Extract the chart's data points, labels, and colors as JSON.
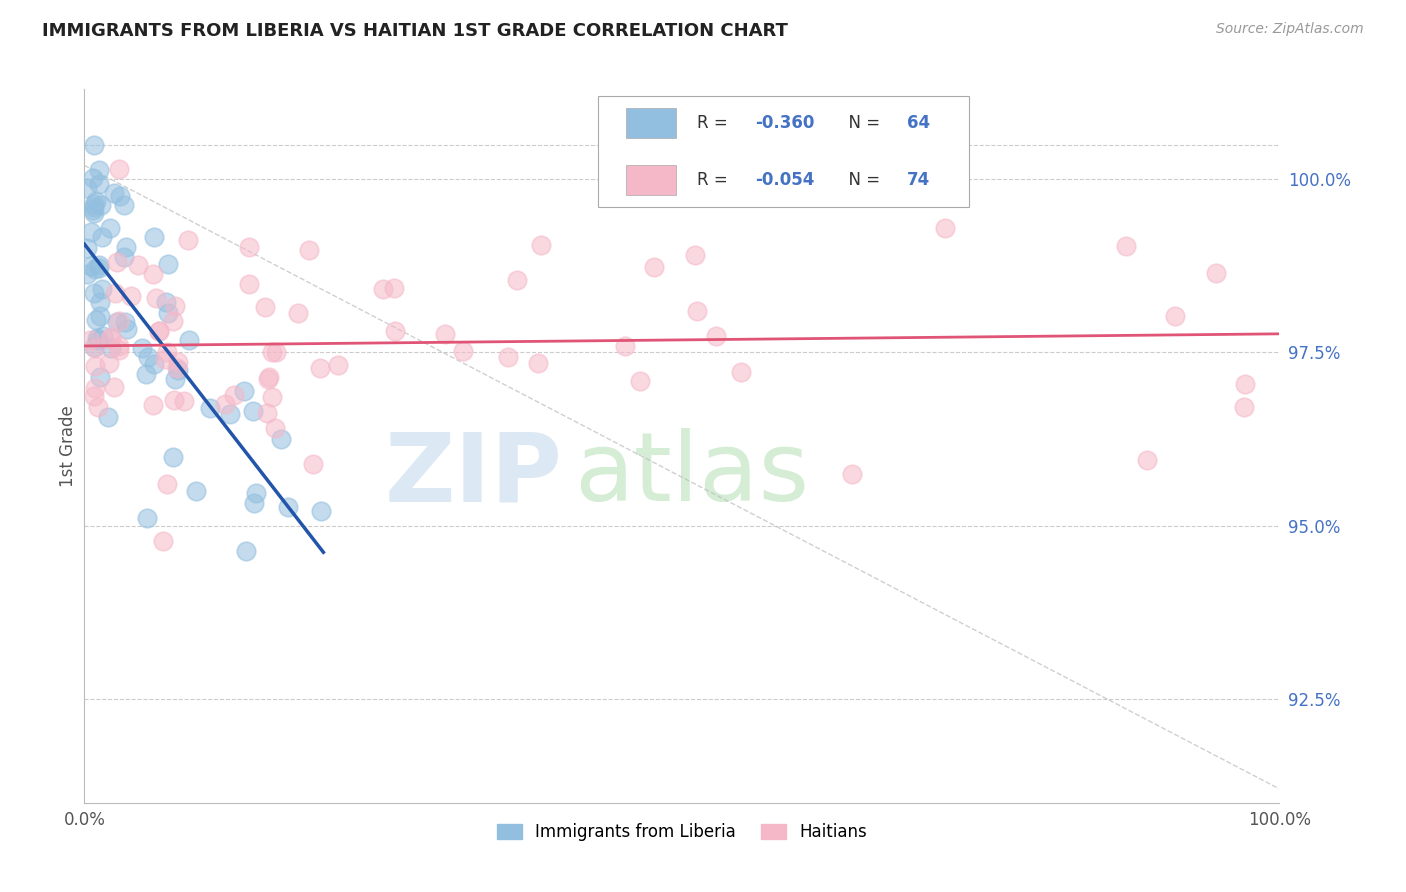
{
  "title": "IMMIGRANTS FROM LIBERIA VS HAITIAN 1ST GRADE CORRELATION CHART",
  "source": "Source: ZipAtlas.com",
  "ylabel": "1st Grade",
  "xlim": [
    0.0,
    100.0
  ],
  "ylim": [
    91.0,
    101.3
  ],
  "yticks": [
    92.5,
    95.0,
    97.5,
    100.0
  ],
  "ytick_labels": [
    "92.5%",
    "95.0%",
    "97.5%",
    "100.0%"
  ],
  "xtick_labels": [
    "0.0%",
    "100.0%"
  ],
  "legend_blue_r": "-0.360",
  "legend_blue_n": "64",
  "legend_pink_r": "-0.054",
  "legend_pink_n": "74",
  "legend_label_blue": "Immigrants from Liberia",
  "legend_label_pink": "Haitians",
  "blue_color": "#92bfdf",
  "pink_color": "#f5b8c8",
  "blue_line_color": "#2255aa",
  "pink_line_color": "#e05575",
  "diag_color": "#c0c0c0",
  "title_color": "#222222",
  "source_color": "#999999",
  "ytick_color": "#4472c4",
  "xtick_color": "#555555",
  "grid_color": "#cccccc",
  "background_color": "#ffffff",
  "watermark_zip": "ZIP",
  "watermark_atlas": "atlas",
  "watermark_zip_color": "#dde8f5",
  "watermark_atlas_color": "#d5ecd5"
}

◆ Goal:
Copy out all the data exactly; skip the pictures.

◆ Exercise answer:
Extract the chart's data points, labels, and colors as JSON.
{
  "title": "IMMIGRANTS FROM LIBERIA VS HAITIAN 1ST GRADE CORRELATION CHART",
  "source": "Source: ZipAtlas.com",
  "ylabel": "1st Grade",
  "xlim": [
    0.0,
    100.0
  ],
  "ylim": [
    91.0,
    101.3
  ],
  "yticks": [
    92.5,
    95.0,
    97.5,
    100.0
  ],
  "ytick_labels": [
    "92.5%",
    "95.0%",
    "97.5%",
    "100.0%"
  ],
  "xtick_labels": [
    "0.0%",
    "100.0%"
  ],
  "legend_blue_r": "-0.360",
  "legend_blue_n": "64",
  "legend_pink_r": "-0.054",
  "legend_pink_n": "74",
  "legend_label_blue": "Immigrants from Liberia",
  "legend_label_pink": "Haitians",
  "blue_color": "#92bfdf",
  "pink_color": "#f5b8c8",
  "blue_line_color": "#2255aa",
  "pink_line_color": "#e05575",
  "diag_color": "#c0c0c0",
  "title_color": "#222222",
  "source_color": "#999999",
  "ytick_color": "#4472c4",
  "xtick_color": "#555555",
  "grid_color": "#cccccc",
  "background_color": "#ffffff",
  "watermark_zip": "ZIP",
  "watermark_atlas": "atlas",
  "watermark_zip_color": "#dde8f5",
  "watermark_atlas_color": "#d5ecd5"
}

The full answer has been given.